> EXERCISE
Answer with nothing but the number of lines that include the word "source".

◇ ◇ ◇

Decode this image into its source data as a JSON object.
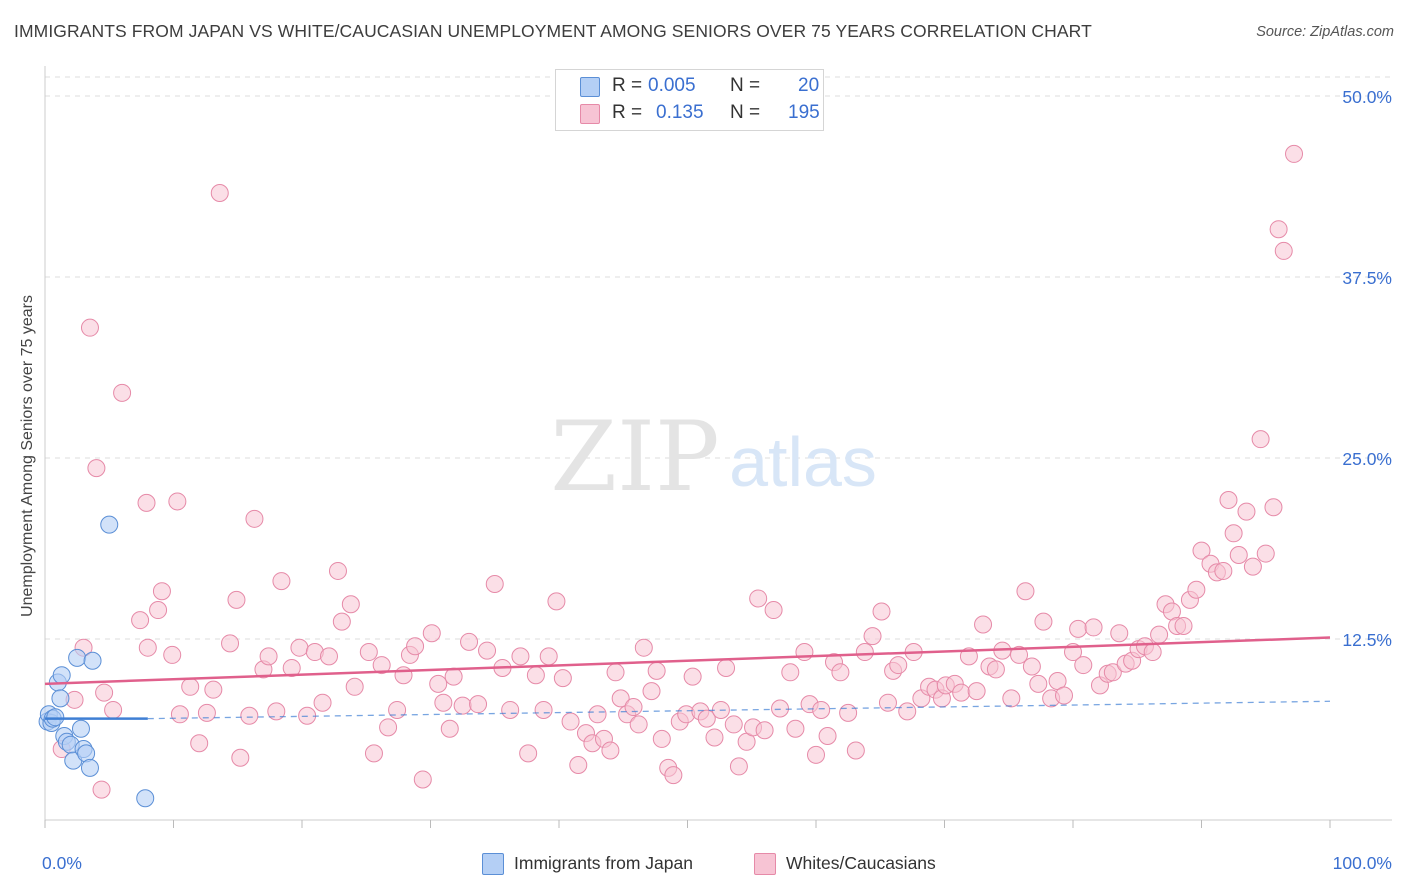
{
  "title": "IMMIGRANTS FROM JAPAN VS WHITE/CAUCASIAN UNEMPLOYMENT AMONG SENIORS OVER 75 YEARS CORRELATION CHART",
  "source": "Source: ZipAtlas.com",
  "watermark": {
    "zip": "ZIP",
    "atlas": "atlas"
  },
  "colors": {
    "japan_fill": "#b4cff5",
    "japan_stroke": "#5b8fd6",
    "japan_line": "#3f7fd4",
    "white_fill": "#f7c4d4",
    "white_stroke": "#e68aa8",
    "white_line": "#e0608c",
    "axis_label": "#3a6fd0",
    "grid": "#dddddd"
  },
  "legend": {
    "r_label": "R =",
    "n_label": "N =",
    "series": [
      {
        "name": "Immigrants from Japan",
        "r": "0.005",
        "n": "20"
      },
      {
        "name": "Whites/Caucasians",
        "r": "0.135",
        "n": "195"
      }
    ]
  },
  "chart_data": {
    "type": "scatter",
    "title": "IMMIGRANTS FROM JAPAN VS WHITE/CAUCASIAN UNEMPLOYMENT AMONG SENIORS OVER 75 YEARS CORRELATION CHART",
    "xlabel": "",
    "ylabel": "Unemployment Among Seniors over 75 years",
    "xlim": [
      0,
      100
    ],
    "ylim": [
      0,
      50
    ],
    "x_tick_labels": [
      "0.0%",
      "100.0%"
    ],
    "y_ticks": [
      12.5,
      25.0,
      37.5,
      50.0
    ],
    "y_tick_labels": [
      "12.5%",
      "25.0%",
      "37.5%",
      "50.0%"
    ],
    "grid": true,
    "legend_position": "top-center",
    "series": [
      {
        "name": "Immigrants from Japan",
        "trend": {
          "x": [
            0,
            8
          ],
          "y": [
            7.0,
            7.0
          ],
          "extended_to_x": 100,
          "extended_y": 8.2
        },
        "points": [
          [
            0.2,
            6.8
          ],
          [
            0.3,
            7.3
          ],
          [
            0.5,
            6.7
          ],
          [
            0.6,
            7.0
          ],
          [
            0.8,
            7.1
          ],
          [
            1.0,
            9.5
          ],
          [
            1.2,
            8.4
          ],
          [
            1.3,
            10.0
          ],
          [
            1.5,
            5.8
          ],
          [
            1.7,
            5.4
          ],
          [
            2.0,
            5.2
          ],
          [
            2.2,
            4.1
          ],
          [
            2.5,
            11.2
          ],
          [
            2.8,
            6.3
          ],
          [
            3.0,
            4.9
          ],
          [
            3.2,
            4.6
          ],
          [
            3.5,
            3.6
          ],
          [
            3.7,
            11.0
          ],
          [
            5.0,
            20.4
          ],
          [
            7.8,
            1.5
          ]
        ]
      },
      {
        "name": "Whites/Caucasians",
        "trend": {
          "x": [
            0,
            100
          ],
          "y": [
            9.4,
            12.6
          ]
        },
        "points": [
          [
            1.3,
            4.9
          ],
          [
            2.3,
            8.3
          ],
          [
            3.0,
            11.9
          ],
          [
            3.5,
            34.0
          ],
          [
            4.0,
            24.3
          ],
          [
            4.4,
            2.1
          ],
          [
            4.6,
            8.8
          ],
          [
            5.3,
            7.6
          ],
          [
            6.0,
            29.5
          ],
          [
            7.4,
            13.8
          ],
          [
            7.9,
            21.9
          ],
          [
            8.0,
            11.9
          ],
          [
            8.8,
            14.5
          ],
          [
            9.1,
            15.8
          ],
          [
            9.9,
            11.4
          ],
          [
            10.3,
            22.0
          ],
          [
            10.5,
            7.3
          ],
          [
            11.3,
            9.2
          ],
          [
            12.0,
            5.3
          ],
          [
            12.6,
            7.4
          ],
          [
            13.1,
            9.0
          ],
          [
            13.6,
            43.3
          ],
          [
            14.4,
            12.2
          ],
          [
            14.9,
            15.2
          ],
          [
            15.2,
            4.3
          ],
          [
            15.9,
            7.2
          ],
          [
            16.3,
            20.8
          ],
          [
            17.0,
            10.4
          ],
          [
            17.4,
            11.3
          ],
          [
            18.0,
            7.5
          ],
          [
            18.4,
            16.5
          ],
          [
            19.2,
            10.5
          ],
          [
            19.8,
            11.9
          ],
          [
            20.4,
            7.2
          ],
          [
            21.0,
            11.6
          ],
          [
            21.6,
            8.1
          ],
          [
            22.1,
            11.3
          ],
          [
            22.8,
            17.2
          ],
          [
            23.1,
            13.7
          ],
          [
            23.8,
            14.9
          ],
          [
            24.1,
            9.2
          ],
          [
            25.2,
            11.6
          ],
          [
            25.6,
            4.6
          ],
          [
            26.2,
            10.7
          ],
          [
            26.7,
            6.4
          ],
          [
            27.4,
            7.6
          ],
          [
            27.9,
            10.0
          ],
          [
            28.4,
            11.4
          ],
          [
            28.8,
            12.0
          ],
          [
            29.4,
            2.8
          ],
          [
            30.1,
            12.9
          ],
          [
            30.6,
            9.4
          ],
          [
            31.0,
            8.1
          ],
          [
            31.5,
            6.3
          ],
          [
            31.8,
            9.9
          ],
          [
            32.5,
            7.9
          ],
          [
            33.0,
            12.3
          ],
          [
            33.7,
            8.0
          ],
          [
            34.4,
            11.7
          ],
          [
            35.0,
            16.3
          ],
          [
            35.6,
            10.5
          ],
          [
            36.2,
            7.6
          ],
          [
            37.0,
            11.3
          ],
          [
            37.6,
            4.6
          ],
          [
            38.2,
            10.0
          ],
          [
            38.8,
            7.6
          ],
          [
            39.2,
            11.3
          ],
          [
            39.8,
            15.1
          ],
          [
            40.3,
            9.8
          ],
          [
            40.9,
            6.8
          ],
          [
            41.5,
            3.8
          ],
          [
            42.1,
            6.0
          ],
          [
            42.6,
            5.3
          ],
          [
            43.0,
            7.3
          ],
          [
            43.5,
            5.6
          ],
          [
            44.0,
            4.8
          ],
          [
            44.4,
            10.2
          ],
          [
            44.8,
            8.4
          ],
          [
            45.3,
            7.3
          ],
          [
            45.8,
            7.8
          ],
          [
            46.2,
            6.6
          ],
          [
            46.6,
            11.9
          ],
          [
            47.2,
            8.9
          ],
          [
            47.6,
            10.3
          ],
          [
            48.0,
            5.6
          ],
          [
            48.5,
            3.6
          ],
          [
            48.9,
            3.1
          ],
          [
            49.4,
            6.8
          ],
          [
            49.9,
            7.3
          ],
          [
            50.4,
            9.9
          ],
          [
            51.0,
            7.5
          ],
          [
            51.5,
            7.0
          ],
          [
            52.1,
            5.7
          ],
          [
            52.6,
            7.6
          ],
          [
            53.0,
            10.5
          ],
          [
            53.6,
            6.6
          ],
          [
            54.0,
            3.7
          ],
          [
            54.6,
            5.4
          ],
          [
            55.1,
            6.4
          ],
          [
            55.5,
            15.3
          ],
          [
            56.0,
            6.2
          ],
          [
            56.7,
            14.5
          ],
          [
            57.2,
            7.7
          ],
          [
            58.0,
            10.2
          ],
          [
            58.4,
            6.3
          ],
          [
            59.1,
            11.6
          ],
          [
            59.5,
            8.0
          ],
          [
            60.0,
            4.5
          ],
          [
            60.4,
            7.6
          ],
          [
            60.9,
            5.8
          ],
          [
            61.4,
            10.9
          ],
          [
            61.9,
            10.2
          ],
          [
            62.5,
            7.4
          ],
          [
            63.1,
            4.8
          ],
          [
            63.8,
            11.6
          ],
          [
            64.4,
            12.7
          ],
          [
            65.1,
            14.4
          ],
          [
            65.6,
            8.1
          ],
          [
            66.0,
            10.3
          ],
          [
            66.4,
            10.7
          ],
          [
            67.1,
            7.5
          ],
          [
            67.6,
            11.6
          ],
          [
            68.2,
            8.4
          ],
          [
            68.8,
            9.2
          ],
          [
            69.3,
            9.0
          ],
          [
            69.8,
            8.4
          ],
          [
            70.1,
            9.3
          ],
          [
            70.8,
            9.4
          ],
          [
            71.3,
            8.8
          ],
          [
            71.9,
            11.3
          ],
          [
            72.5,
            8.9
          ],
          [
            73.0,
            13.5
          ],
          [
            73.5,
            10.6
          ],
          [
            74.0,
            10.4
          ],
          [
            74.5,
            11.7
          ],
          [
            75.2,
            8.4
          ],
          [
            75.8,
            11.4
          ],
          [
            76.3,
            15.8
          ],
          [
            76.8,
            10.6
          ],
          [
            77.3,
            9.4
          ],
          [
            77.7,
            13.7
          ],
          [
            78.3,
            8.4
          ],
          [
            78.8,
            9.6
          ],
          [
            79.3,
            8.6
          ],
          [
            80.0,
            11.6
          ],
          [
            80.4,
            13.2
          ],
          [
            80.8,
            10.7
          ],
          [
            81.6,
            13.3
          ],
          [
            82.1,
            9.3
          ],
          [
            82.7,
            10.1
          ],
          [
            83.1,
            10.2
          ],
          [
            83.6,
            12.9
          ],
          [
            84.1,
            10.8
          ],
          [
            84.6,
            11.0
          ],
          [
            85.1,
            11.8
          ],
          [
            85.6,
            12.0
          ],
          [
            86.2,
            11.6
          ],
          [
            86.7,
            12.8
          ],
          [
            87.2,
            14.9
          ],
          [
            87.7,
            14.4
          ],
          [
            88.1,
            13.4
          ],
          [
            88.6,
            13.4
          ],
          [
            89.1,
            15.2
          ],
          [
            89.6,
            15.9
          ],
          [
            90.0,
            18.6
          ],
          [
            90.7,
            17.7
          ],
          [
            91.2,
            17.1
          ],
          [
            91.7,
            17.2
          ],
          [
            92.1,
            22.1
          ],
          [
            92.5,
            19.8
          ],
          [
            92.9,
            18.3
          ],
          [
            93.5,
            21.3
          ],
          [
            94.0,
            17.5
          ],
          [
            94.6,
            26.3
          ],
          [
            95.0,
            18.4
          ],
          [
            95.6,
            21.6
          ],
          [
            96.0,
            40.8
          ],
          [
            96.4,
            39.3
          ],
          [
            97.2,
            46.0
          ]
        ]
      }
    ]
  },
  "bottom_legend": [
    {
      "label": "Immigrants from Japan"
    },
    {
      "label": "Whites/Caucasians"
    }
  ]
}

◇ ◇ ◇

> ANSWER TO THIS EXERCISE
2